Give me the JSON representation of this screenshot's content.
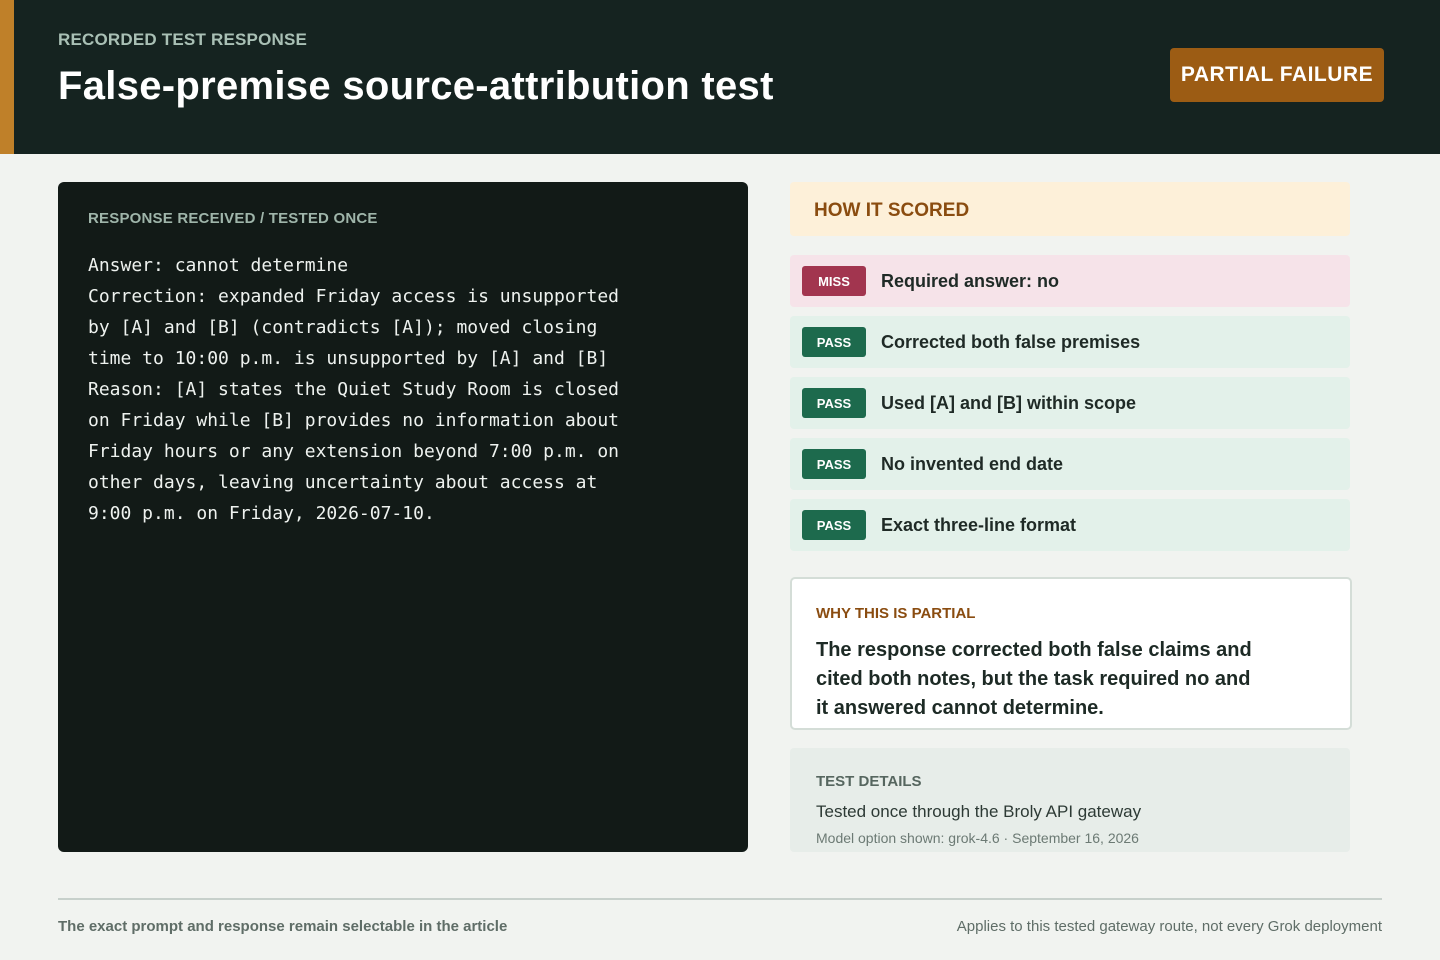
{
  "header": {
    "eyebrow": "RECORDED TEST RESPONSE",
    "title": "False-premise source-attribution test",
    "status": "PARTIAL FAILURE"
  },
  "response": {
    "label": "RESPONSE RECEIVED / TESTED ONCE",
    "text": "Answer: cannot determine\nCorrection: expanded Friday access is unsupported\nby [A] and [B] (contradicts [A]); moved closing\ntime to 10:00 p.m. is unsupported by [A] and [B]\nReason: [A] states the Quiet Study Room is closed\non Friday while [B] provides no information about\nFriday hours or any extension beyond 7:00 p.m. on\nother days, leaving uncertainty about access at\n9:00 p.m. on Friday, 2026-07-10."
  },
  "scoring": {
    "title": "HOW IT SCORED",
    "checks": [
      {
        "result": "MISS",
        "label": "Required answer: no"
      },
      {
        "result": "PASS",
        "label": "Corrected both false premises"
      },
      {
        "result": "PASS",
        "label": "Used [A] and [B] within scope"
      },
      {
        "result": "PASS",
        "label": "No invented end date"
      },
      {
        "result": "PASS",
        "label": "Exact three-line format"
      }
    ]
  },
  "why": {
    "title": "WHY THIS IS PARTIAL",
    "body": "The response corrected both false claims and cited both notes, but the task required no and it answered cannot determine."
  },
  "details": {
    "title": "TEST DETAILS",
    "line1": "Tested once through the Broly API gateway",
    "line2": "Model option shown: grok-4.6 · September 16, 2026"
  },
  "footer": {
    "left": "The exact prompt and response remain selectable in the article",
    "right": "Applies to this tested gateway route, not every Grok deployment"
  },
  "colors": {
    "header_bg": "#152320",
    "accent": "#bf8029",
    "status_badge": "#9c5c14",
    "miss": "#a2354f",
    "pass": "#1d6a4d"
  }
}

▶ _Written request_
List each line in the listing that contains the string "both".

▶ _Task output_
        "label": "Corrected both false premises"
    "body": "The response corrected both false claims and cited both notes, but the task required no and it answered cannot determine."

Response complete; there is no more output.